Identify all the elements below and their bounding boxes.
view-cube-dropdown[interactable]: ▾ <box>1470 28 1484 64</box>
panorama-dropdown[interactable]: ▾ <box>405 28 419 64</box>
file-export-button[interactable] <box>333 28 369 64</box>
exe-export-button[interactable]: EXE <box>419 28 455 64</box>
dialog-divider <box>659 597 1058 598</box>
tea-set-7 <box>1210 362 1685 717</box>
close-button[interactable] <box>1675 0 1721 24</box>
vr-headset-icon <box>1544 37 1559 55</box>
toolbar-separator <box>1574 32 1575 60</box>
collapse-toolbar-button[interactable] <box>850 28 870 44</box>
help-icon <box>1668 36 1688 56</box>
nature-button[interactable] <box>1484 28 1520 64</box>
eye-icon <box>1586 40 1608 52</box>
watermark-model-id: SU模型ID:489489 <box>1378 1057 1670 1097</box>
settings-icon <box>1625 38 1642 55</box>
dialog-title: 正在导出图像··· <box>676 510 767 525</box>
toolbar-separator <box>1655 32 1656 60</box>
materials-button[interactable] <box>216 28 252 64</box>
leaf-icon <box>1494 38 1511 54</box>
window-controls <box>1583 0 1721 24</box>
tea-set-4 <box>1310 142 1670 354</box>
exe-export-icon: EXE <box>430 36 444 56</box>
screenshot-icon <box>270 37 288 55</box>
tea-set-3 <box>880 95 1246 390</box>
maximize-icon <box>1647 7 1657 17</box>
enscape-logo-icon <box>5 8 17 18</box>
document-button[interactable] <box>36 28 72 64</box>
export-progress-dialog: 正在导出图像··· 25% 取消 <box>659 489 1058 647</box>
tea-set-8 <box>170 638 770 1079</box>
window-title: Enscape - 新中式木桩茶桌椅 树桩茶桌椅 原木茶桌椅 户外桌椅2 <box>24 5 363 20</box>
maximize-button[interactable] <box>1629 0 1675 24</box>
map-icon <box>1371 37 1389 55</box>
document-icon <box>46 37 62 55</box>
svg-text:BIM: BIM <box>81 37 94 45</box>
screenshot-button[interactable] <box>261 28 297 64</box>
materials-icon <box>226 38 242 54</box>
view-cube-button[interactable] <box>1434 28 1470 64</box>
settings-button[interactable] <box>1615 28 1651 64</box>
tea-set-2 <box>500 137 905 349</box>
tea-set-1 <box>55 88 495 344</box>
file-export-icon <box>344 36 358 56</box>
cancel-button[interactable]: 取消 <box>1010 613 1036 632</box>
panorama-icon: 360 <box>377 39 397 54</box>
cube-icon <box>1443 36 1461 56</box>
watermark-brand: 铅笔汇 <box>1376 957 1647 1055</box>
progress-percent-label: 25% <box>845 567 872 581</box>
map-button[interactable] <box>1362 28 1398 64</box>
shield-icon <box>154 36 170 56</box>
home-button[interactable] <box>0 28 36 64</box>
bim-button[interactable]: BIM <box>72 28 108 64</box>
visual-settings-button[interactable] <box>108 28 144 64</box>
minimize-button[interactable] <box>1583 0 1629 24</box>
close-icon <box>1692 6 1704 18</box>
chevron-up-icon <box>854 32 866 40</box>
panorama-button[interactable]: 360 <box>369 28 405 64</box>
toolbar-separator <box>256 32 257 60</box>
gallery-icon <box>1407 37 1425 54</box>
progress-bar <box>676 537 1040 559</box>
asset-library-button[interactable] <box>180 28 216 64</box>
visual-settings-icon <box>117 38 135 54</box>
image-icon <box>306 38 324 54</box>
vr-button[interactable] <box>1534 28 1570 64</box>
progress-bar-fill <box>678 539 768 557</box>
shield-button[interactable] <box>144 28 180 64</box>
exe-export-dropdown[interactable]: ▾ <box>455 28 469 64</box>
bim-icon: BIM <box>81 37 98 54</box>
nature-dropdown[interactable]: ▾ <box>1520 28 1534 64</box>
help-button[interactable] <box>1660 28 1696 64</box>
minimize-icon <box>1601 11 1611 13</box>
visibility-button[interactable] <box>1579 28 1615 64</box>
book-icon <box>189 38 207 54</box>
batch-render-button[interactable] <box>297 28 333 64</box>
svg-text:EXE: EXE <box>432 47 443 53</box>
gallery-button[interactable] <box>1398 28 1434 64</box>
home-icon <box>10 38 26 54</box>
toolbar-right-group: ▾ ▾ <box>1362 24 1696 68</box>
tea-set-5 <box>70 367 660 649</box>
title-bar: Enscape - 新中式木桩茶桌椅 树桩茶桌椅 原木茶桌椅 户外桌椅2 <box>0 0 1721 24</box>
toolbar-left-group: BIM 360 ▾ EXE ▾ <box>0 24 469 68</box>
□ □ □ □ □
**Task objective**
Copy out every row above line for line, changing nothing.

**Correct response**
Identify all the elements below and their bounding boxes.
view-cube-dropdown[interactable]: ▾ <box>1470 28 1484 64</box>
panorama-dropdown[interactable]: ▾ <box>405 28 419 64</box>
file-export-button[interactable] <box>333 28 369 64</box>
exe-export-button[interactable]: EXE <box>419 28 455 64</box>
dialog-divider <box>659 597 1058 598</box>
tea-set-7 <box>1210 362 1685 717</box>
close-button[interactable] <box>1675 0 1721 24</box>
vr-headset-icon <box>1544 37 1559 55</box>
toolbar-separator <box>1574 32 1575 60</box>
collapse-toolbar-button[interactable] <box>850 28 870 44</box>
help-icon <box>1668 36 1688 56</box>
nature-button[interactable] <box>1484 28 1520 64</box>
eye-icon <box>1586 40 1608 52</box>
watermark-model-id: SU模型ID:489489 <box>1378 1057 1670 1097</box>
settings-icon <box>1625 38 1642 55</box>
dialog-title: 正在导出图像··· <box>676 510 767 525</box>
toolbar-separator <box>1655 32 1656 60</box>
materials-button[interactable] <box>216 28 252 64</box>
leaf-icon <box>1494 38 1511 54</box>
window-controls <box>1583 0 1721 24</box>
tea-set-4 <box>1310 142 1670 354</box>
exe-export-icon: EXE <box>430 36 444 56</box>
screenshot-icon <box>270 37 288 55</box>
tea-set-3 <box>880 95 1246 390</box>
maximize-icon <box>1647 7 1657 17</box>
enscape-logo-icon <box>5 8 17 18</box>
document-button[interactable] <box>36 28 72 64</box>
export-progress-dialog: 正在导出图像··· 25% 取消 <box>659 489 1058 647</box>
tea-set-8 <box>170 638 770 1079</box>
window-title: Enscape - 新中式木桩茶桌椅 树桩茶桌椅 原木茶桌椅 户外桌椅2 <box>24 5 363 20</box>
maximize-button[interactable] <box>1629 0 1675 24</box>
map-icon <box>1371 37 1389 55</box>
document-icon <box>46 37 62 55</box>
svg-text:BIM: BIM <box>81 37 94 45</box>
screenshot-button[interactable] <box>261 28 297 64</box>
materials-icon <box>226 38 242 54</box>
view-cube-button[interactable] <box>1434 28 1470 64</box>
settings-button[interactable] <box>1615 28 1651 64</box>
tea-set-2 <box>500 137 905 349</box>
tea-set-1 <box>55 88 495 344</box>
file-export-icon <box>344 36 358 56</box>
cancel-button[interactable]: 取消 <box>1010 613 1036 632</box>
panorama-icon: 360 <box>377 39 397 54</box>
cube-icon <box>1443 36 1461 56</box>
watermark-brand: 铅笔汇 <box>1376 957 1647 1055</box>
progress-percent-label: 25% <box>845 567 872 581</box>
map-button[interactable] <box>1362 28 1398 64</box>
shield-icon <box>154 36 170 56</box>
home-button[interactable] <box>0 28 36 64</box>
bim-button[interactable]: BIM <box>72 28 108 64</box>
visual-settings-button[interactable] <box>108 28 144 64</box>
minimize-button[interactable] <box>1583 0 1629 24</box>
close-icon <box>1692 6 1704 18</box>
chevron-up-icon <box>854 32 866 40</box>
panorama-button[interactable]: 360 <box>369 28 405 64</box>
toolbar-separator <box>256 32 257 60</box>
gallery-icon <box>1407 37 1425 54</box>
progress-bar <box>676 537 1040 559</box>
asset-library-button[interactable] <box>180 28 216 64</box>
visual-settings-icon <box>117 38 135 54</box>
image-icon <box>306 38 324 54</box>
vr-button[interactable] <box>1534 28 1570 64</box>
progress-bar-fill <box>678 539 768 557</box>
shield-button[interactable] <box>144 28 180 64</box>
exe-export-dropdown[interactable]: ▾ <box>455 28 469 64</box>
bim-icon: BIM <box>81 37 98 54</box>
nature-dropdown[interactable]: ▾ <box>1520 28 1534 64</box>
help-button[interactable] <box>1660 28 1696 64</box>
minimize-icon <box>1601 11 1611 13</box>
visibility-button[interactable] <box>1579 28 1615 64</box>
book-icon <box>189 38 207 54</box>
batch-render-button[interactable] <box>297 28 333 64</box>
svg-text:EXE: EXE <box>432 47 443 53</box>
gallery-button[interactable] <box>1398 28 1434 64</box>
home-icon <box>10 38 26 54</box>
toolbar-right-group: ▾ ▾ <box>1362 24 1696 68</box>
tea-set-5 <box>70 367 660 649</box>
title-bar: Enscape - 新中式木桩茶桌椅 树桩茶桌椅 原木茶桌椅 户外桌椅2 <box>0 0 1721 24</box>
toolbar-left-group: BIM 360 ▾ EXE ▾ <box>0 24 469 68</box>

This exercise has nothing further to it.